# Фрагмент текста:
Никогда не забуду, как проходила моя статья «Личность». Большие междисциплинарные статьи всегда в какой-то степени компромиссны, а тут еще идеологические споры. А. Г. Спиркин (зам. главного редактора Философской энциклопедии) и Ланда сказали мне, что Константинов отказывается подписать мою статью, а что конкретно ему не нравится – понять невозможно. Приехали втроем к нему домой. Сразу начался крик, что статья немарксистская.
– А что неверно?
– Социальные роли и тезис, что личность – субъект общественных отношений.
– Федор Васильевич, выбирайте одно из двух: если вам не нравятся роли, должен нравиться субъект, а если вы против субъектности, то должны принять понятие роли.
Сплошной крик, никаких аргументов. Я заявляю, что ничего менять не буду и снимаю статью. Спиркин и Ланда дергают меня сзади за пиджак и шепчут: «Молчи, все образуется», а начальству говорят: «Не волнуйтесь, мы все исправим».
Когда мы вышли из дома, я им говорю:
– Ребята, ищите другого автора, я ничего менять не буду.

# Листинг данных:
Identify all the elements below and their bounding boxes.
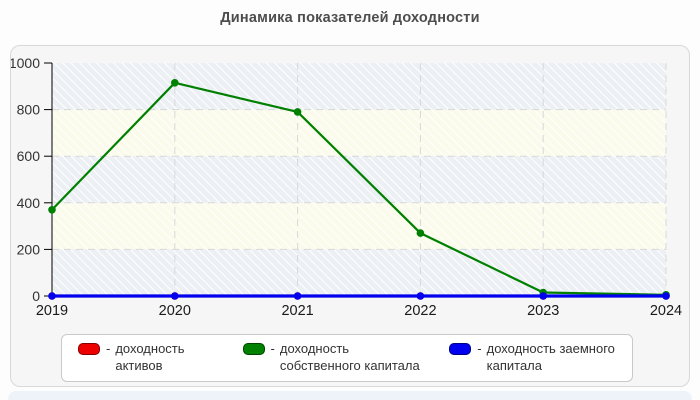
svg-text:400: 400 [17, 195, 41, 211]
legend-swatch-blue [449, 343, 472, 355]
legend-label-debt: доходность заемного капитала [486, 341, 615, 373]
svg-text:1000: 1000 [11, 55, 40, 71]
legend-label-equity: доходность собственного капитала [279, 341, 420, 373]
svg-text:2021: 2021 [281, 303, 313, 319]
svg-text:2020: 2020 [159, 303, 191, 319]
chart-title: Динамика показателей доходности [220, 10, 480, 26]
svg-text:2019: 2019 [36, 303, 68, 319]
svg-text:200: 200 [17, 241, 41, 257]
legend-item-assets: - доходность активов [78, 341, 217, 375]
svg-text:0: 0 [32, 288, 40, 304]
legend-swatch-green [242, 343, 265, 355]
legend-label-assets: доходность активов [115, 341, 185, 373]
svg-text:2022: 2022 [404, 303, 436, 319]
legend-item-debt: - доходность заемного капитала [449, 341, 616, 375]
legend-dash: - [106, 341, 111, 356]
line-chart-svg: 0 200 400 600 800 1000 2019 2020 2021 2022 2023 202… [11, 55, 682, 319]
legend-dash: - [477, 341, 482, 356]
chart-card: 0 200 400 600 800 1000 2019 2020 2021 2022 2023 202… [10, 45, 690, 387]
legend-dash: - [270, 341, 275, 356]
svg-text:2023: 2023 [527, 303, 559, 319]
svg-text:600: 600 [17, 148, 41, 164]
svg-text:800: 800 [17, 102, 41, 118]
svg-text:2024: 2024 [650, 303, 682, 319]
legend-swatch-red [78, 343, 100, 355]
bottom-strip [8, 391, 692, 400]
legend: - доходность активов - доходность собств… [61, 334, 633, 382]
legend-item-equity: - доходность собственного капитала [242, 341, 424, 375]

# Задание 1:
Верните дословно отрывок из текста о статье «Личность», начиная с «Никогда не забуду, как» и заканчивая «А что неверно?».
# Задание 2:
Ответьте по тексту о статье «Личность»:
(a) Какую должность, согласно тексту, занимал А. Г. Спиркин?
(b) Что именно в статье назвали неверным у Константинова?
(c) Что Спиркин и Ланда шептали автору?

# Ответ 1:
Никогда не забуду, как проходила моя статья «Личность». Большие междисциплинарные статьи всегда в какой-то степени компромиссны, а тут еще идеологические споры. А. Г. Спиркин (зам. главного редактора Философской энциклопедии) и Ланда сказали мне, что Константинов отказывается подписать мою статью, а что конкретно ему не нравится – понять невозможно. Приехали втроем к нему домой. Сразу начался крик, что статья немарксистская.
– А что неверно?

# Ответ 2:
(a) Заместитель главного редактора Философской энциклопедии.
(b) Социальные роли и тезис, что личность – субъект общественных отношений.
(c) «Молчи, все образуется».